# Requirements
Take each line containing the word "structured" and copy it.

── Information given ──

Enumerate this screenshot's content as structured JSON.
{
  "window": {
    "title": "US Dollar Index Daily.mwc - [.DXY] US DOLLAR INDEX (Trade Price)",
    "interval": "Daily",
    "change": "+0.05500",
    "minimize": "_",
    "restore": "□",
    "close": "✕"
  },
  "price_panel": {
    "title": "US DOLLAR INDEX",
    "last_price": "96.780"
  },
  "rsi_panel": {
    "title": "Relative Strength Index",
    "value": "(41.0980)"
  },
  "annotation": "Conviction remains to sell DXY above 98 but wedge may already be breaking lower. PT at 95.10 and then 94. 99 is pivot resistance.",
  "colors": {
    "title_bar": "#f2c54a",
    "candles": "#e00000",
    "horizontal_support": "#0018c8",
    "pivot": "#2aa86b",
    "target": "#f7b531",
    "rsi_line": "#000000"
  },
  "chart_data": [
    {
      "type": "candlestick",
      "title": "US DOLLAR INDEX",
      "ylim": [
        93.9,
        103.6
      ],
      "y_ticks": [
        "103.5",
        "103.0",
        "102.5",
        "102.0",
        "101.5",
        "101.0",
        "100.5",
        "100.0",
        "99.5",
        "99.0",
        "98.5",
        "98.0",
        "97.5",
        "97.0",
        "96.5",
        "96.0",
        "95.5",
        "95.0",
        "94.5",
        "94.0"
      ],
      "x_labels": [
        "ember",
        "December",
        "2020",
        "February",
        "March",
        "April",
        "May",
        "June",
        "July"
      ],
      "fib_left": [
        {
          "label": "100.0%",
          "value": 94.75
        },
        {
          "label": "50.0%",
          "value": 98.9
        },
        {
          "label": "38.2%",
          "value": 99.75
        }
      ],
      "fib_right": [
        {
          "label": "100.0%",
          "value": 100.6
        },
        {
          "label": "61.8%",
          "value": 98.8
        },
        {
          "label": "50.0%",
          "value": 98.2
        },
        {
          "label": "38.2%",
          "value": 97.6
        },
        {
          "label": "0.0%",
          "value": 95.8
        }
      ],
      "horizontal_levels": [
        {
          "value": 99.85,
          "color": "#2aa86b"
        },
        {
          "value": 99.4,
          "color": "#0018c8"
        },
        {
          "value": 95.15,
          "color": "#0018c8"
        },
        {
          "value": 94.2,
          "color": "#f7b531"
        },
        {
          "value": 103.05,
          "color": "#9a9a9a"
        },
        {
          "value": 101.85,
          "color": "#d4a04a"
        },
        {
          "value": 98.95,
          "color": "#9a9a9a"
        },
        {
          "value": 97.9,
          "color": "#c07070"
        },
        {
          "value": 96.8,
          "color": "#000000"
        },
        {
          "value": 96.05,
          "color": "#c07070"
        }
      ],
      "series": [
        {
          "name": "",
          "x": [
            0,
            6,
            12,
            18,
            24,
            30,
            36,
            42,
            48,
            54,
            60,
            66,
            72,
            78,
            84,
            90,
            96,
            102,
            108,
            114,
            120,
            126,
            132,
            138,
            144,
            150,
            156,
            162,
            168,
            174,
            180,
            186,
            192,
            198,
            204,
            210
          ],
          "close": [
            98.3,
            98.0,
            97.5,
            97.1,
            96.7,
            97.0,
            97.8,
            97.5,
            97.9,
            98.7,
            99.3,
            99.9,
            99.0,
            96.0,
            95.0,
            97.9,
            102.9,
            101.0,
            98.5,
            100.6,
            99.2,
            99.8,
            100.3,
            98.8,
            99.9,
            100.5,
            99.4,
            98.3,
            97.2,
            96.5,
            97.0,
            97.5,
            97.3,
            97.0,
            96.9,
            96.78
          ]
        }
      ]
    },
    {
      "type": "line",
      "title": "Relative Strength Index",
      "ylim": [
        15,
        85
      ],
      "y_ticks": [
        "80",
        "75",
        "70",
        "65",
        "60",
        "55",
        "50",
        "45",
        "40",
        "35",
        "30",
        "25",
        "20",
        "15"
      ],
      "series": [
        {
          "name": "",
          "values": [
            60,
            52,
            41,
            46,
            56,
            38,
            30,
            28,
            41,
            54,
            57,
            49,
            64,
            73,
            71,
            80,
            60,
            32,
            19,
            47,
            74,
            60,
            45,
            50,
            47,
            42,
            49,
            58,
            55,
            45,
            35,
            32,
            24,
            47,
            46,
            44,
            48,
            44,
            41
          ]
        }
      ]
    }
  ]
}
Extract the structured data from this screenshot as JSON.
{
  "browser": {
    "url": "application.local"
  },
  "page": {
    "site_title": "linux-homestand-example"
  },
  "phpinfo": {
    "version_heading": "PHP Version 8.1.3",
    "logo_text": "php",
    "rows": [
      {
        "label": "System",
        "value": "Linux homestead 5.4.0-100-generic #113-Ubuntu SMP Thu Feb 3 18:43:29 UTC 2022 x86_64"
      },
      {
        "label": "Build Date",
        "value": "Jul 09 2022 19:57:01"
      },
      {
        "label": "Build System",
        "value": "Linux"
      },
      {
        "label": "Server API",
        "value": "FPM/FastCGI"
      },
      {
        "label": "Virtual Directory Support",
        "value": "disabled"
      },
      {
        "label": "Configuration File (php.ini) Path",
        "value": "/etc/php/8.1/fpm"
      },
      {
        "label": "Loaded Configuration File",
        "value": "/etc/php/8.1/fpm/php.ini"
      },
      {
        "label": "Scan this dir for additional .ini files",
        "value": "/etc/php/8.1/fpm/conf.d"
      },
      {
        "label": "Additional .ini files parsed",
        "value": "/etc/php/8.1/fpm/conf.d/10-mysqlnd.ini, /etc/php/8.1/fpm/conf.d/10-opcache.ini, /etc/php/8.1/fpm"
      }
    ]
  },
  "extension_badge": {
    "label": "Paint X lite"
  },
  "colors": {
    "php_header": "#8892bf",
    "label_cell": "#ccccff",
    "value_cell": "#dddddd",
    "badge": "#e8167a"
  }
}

───

# Result
Enumerate this screenshot's content as structured JSON.
Extract the structured data from this screenshot as JSON.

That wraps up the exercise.